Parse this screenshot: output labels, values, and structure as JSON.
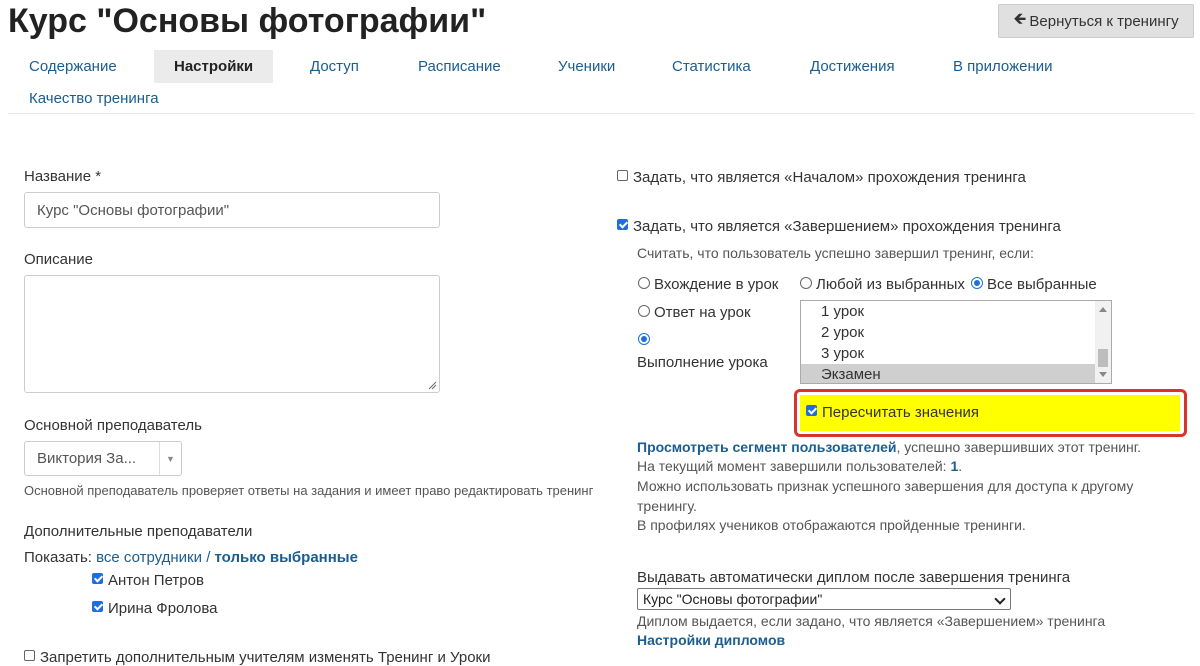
{
  "page": {
    "title": "Курс \"Основы фотографии\"",
    "back_button": "Вернуться к тренингу"
  },
  "tabs": [
    {
      "label": "Содержание"
    },
    {
      "label": "Настройки",
      "active": true
    },
    {
      "label": "Доступ"
    },
    {
      "label": "Расписание"
    },
    {
      "label": "Ученики"
    },
    {
      "label": "Статистика"
    },
    {
      "label": "Достижения"
    },
    {
      "label": "В приложении"
    },
    {
      "label": "Качество тренинга"
    }
  ],
  "left": {
    "name_label": "Название *",
    "name_value": "Курс \"Основы фотографии\"",
    "description_label": "Описание",
    "description_value": "",
    "teacher_label": "Основной преподаватель",
    "teacher_value": "Виктория За...",
    "teacher_hint": "Основной преподаватель проверяет ответы на задания и имеет право редактировать тренинг",
    "extra_teachers_label": "Дополнительные преподаватели",
    "show_prefix": "Показать:",
    "show_all": "все сотрудники",
    "show_sep": "/",
    "show_selected": "только выбранные",
    "teachers": [
      {
        "name": "Антон Петров",
        "checked": true
      },
      {
        "name": "Ирина Фролова",
        "checked": true
      }
    ],
    "forbid_label": "Запретить дополнительным учителям изменять Тренинг и Уроки"
  },
  "right": {
    "start_label": "Задать, что является «Началом» прохождения тренинга",
    "start_checked": false,
    "finish_label": "Задать, что является «Завершением» прохождения тренинга",
    "finish_checked": true,
    "finish_hint": "Считать, что пользователь успешно завершил тренинг, если:",
    "radio_enter": "Вхождение в урок",
    "radio_answer": "Ответ на урок",
    "radio_complete": "Выполнение урока",
    "radio_any": "Любой из выбранных",
    "radio_all": "Все выбранные",
    "lessons": [
      "1 урок",
      "2 урок",
      "3 урок",
      "Экзамен"
    ],
    "selected_lesson": "Экзамен",
    "recalc_label": "Пересчитать значения",
    "recalc_checked": true,
    "segment_link": "Просмотреть сегмент пользователей",
    "segment_text": ", успешно завершивших этот тренинг.",
    "current_prefix": "На текущий момент завершили пользователей:",
    "current_count": "1",
    "current_suffix": ".",
    "info_line1": "Можно использовать признак успешного завершения для доступа к другому",
    "info_line2": "тренингу.",
    "info_line3": "В профилях учеников отображаются пройденные тренинги.",
    "diploma_label": "Выдавать автоматически диплом после завершения тренинга",
    "diploma_value": "Курс \"Основы фотографии\"",
    "diploma_hint": "Диплом выдается, если задано, что является «Завершением» тренинга",
    "diploma_settings_link": "Настройки дипломов"
  },
  "colors": {
    "link": "#1a5d8f",
    "highlight": "#ffff00",
    "highlight_border": "#d9342b",
    "accent": "#1e6fd9"
  }
}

###

WORK REQUIRED
Reproduce every line precisely as given, omitting all pictures.

FINAL RESULT
Parse this screenshot: output labels, values, and structure as JSON.
{
  "page": {
    "title": "Курс \"Основы фотографии\"",
    "back_button": "Вернуться к тренингу"
  },
  "tabs": [
    {
      "label": "Содержание"
    },
    {
      "label": "Настройки",
      "active": true
    },
    {
      "label": "Доступ"
    },
    {
      "label": "Расписание"
    },
    {
      "label": "Ученики"
    },
    {
      "label": "Статистика"
    },
    {
      "label": "Достижения"
    },
    {
      "label": "В приложении"
    },
    {
      "label": "Качество тренинга"
    }
  ],
  "left": {
    "name_label": "Название *",
    "name_value": "Курс \"Основы фотографии\"",
    "description_label": "Описание",
    "description_value": "",
    "teacher_label": "Основной преподаватель",
    "teacher_value": "Виктория За...",
    "teacher_hint": "Основной преподаватель проверяет ответы на задания и имеет право редактировать тренинг",
    "extra_teachers_label": "Дополнительные преподаватели",
    "show_prefix": "Показать:",
    "show_all": "все сотрудники",
    "show_sep": "/",
    "show_selected": "только выбранные",
    "teachers": [
      {
        "name": "Антон Петров",
        "checked": true
      },
      {
        "name": "Ирина Фролова",
        "checked": true
      }
    ],
    "forbid_label": "Запретить дополнительным учителям изменять Тренинг и Уроки"
  },
  "right": {
    "start_label": "Задать, что является «Началом» прохождения тренинга",
    "start_checked": false,
    "finish_label": "Задать, что является «Завершением» прохождения тренинга",
    "finish_checked": true,
    "finish_hint": "Считать, что пользователь успешно завершил тренинг, если:",
    "radio_enter": "Вхождение в урок",
    "radio_answer": "Ответ на урок",
    "radio_complete": "Выполнение урока",
    "radio_any": "Любой из выбранных",
    "radio_all": "Все выбранные",
    "lessons": [
      "1 урок",
      "2 урок",
      "3 урок",
      "Экзамен"
    ],
    "selected_lesson": "Экзамен",
    "recalc_label": "Пересчитать значения",
    "recalc_checked": true,
    "segment_link": "Просмотреть сегмент пользователей",
    "segment_text": ", успешно завершивших этот тренинг.",
    "current_prefix": "На текущий момент завершили пользователей:",
    "current_count": "1",
    "current_suffix": ".",
    "info_line1": "Можно использовать признак успешного завершения для доступа к другому",
    "info_line2": "тренингу.",
    "info_line3": "В профилях учеников отображаются пройденные тренинги.",
    "diploma_label": "Выдавать автоматически диплом после завершения тренинга",
    "diploma_value": "Курс \"Основы фотографии\"",
    "diploma_hint": "Диплом выдается, если задано, что является «Завершением» тренинга",
    "diploma_settings_link": "Настройки дипломов"
  },
  "colors": {
    "link": "#1a5d8f",
    "highlight": "#ffff00",
    "highlight_border": "#d9342b",
    "accent": "#1e6fd9"
  }
}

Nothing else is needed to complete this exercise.